### [Direction]
Identify the lines that contain the string "安房鴨川", then copy each of them.
═══
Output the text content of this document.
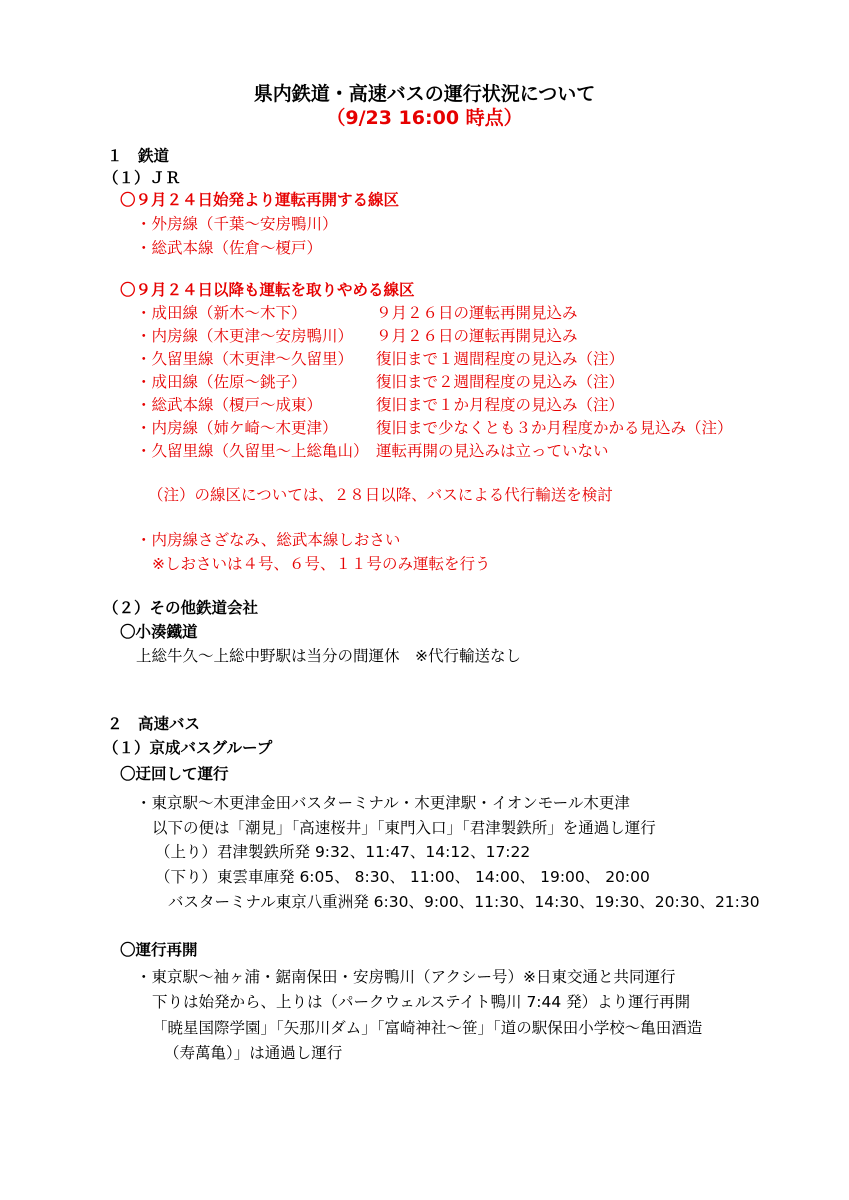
県内鉄道・高速バスの運行状況について

（9/23 16:00 時点）

１　鉄道

（１）ＪＲ

〇９月２４日始発より運転再開する線区

・外房線（千葉～安房鴨川）

・総武本線（佐倉～榎戸）

〇９月２４日以降も運転を取りやめる線区

・成田線（新木～木下）	９月２６日の運転再開見込み

・内房線（木更津～安房鴨川） ９月２６日の運転再開見込み

・久留里線（木更津～久留里） 復旧まで１週間程度の見込み（注）

・成田線（佐原～銚子）	復旧まで２週間程度の見込み（注）

・総武本線（榎戸～成東）	復旧まで１か月程度の見込み（注）

・内房線（姉ケ崎～木更津） 復旧まで少なくとも３か月程度かかる見込み（注）

・久留里線（久留里～上総亀山） 運転再開の見込みは立っていない

（注）の線区については、２８日以降、バスによる代行輸送を検討

・内房線さざなみ、総武本線しおさい

※しおさいは４号、６号、１１号のみ運転を行う

（２）その他鉄道会社

〇小湊鐵道

上総牛久～上総中野駅は当分の間運休　※代行輸送なし

２　高速バス

（１）京成バスグループ

〇迂回して運行

・東京駅～木更津金田バスターミナル・木更津駅・イオンモール木更津

以下の便は「潮見」「高速桜井」「東門入口」「君津製鉄所」を通過し運行

（上り）君津製鉄所発 9:32、11:47、14:12、17:22

（下り）東雲車庫発 6:05、 8:30、 11:00、 14:00、 19:00、 20:00

バスターミナル東京八重洲発 6:30、9:00、11:30、14:30、19:30、20:30、21:30

〇運行再開

・東京駅～袖ヶ浦・鋸南保田・安房鴨川（アクシー号）※日東交通と共同運行

下りは始発から、上りは（パークウェルステイト鴨川 7:44 発）より運行再開

「暁星国際学園」「矢那川ダム」「富崎神社～笹」「道の駅保田小学校～亀田酒造

（寿萬亀）」は通過し運行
═══
### [Exercise solution]
・外房線（千葉～安房鴨川）
・内房線（木更津～安房鴨川） ９月２６日の運転再開見込み
・東京駅～袖ヶ浦・鋸南保田・安房鴨川（アクシー号）※日東交通と共同運行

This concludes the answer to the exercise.